• _Assignment_
What lines in the records below hold the string "groß"? Please show them.

[Records from a data collection]
━━━━━━

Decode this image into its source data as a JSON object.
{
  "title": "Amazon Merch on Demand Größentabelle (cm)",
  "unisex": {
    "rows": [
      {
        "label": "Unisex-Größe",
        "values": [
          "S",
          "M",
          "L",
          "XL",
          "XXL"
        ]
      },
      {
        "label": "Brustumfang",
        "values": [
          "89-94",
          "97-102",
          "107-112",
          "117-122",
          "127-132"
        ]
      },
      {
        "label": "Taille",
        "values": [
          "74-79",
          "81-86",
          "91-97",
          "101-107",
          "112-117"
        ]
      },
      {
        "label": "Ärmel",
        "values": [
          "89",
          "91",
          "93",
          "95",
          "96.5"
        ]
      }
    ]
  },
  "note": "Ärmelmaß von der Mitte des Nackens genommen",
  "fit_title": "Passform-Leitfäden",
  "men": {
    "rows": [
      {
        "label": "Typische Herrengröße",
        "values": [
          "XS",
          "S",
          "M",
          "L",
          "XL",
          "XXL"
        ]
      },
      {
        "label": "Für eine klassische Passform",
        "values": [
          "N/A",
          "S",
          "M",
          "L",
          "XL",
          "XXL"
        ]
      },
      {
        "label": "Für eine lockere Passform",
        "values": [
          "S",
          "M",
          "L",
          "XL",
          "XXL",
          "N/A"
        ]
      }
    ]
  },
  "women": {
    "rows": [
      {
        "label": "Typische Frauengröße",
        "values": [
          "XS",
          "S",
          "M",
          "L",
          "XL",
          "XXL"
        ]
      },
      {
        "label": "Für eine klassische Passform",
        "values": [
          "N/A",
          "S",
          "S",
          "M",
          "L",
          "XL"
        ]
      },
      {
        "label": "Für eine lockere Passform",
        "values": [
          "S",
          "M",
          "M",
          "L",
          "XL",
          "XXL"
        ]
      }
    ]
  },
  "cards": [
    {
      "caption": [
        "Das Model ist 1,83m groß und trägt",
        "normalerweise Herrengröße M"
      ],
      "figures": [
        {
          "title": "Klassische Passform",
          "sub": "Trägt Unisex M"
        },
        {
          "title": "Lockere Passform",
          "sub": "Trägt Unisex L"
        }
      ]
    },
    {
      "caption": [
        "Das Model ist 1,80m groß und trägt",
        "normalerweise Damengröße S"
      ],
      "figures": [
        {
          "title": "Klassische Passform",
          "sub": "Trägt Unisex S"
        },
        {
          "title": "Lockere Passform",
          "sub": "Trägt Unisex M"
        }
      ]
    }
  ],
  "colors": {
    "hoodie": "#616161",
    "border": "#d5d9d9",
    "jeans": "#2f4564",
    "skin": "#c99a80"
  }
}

━━━━━━

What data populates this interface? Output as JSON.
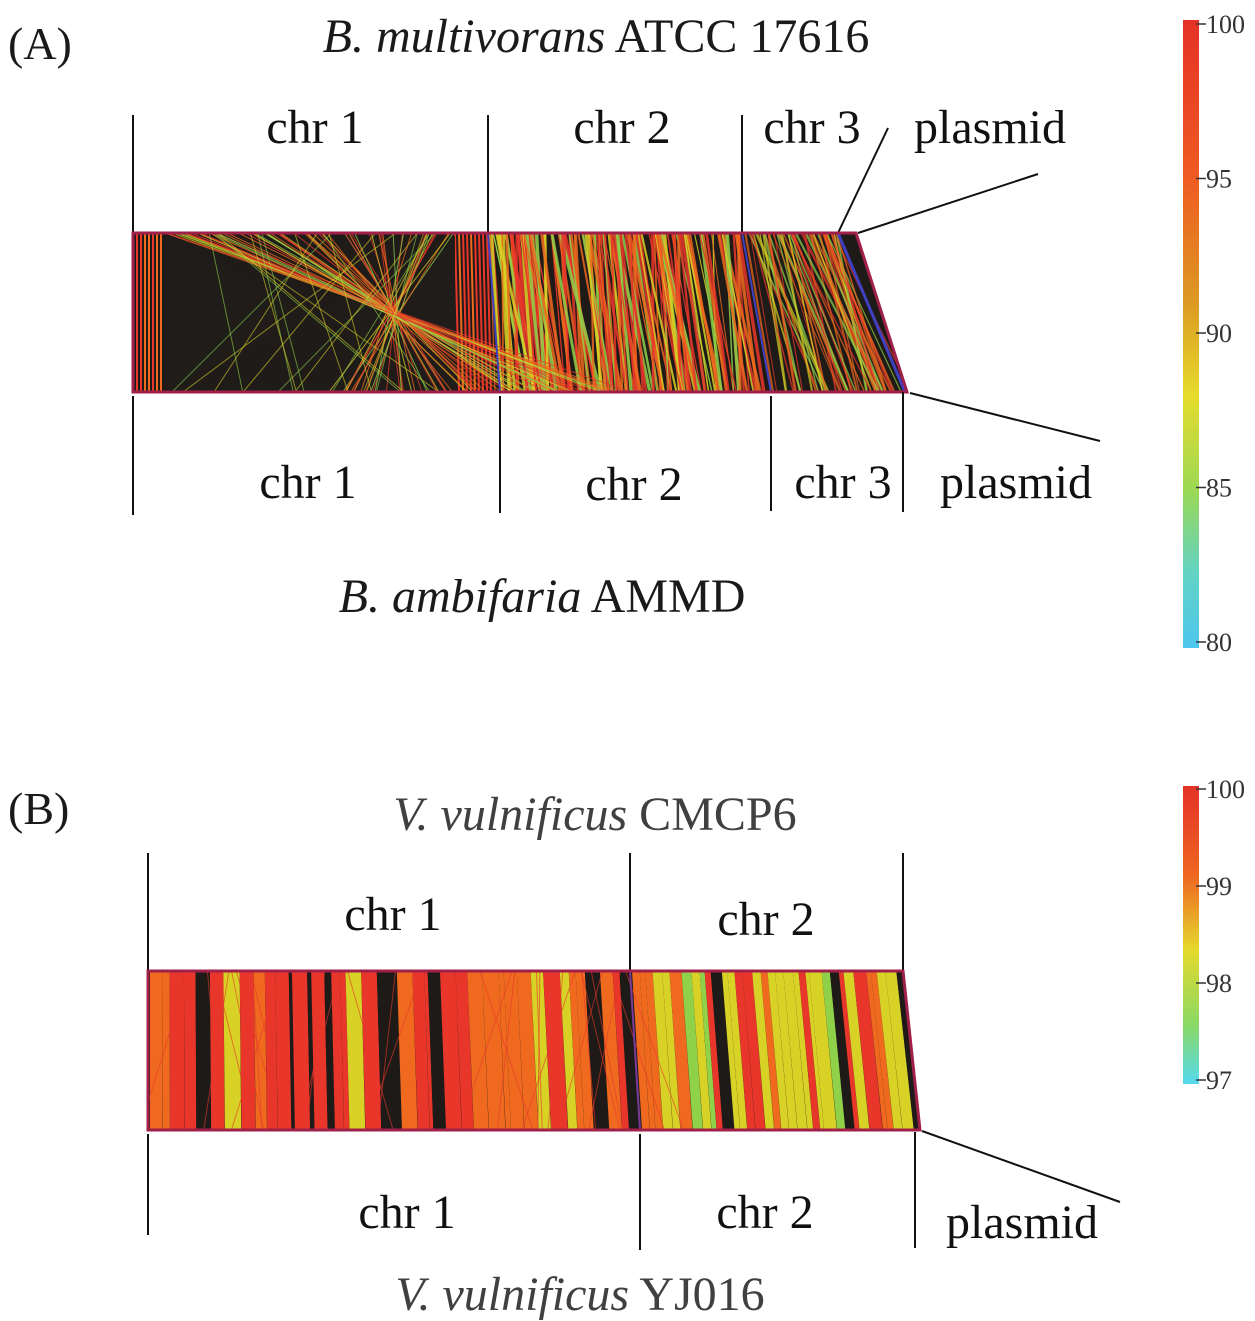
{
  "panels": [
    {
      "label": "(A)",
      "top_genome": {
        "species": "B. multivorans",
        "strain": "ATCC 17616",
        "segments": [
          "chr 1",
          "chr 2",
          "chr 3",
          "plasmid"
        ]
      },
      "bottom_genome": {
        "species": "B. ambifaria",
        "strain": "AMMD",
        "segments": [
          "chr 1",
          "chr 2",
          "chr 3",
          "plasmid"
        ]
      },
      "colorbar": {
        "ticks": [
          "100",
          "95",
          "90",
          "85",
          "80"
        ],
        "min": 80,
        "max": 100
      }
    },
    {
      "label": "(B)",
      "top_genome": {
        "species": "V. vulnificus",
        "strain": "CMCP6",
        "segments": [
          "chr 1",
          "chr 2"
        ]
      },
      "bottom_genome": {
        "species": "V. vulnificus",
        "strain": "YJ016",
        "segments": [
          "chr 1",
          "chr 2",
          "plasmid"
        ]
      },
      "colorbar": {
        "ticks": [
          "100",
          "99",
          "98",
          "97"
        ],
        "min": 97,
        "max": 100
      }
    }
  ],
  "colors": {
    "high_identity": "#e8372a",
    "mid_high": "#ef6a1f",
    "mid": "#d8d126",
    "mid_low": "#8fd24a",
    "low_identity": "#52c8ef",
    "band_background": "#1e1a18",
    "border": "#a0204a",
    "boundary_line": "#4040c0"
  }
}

━━━━━━

• _Completed exercise_
        "Das Model ist 1,83m groß und trägt",
        "Das Model ist 1,80m groß und trägt",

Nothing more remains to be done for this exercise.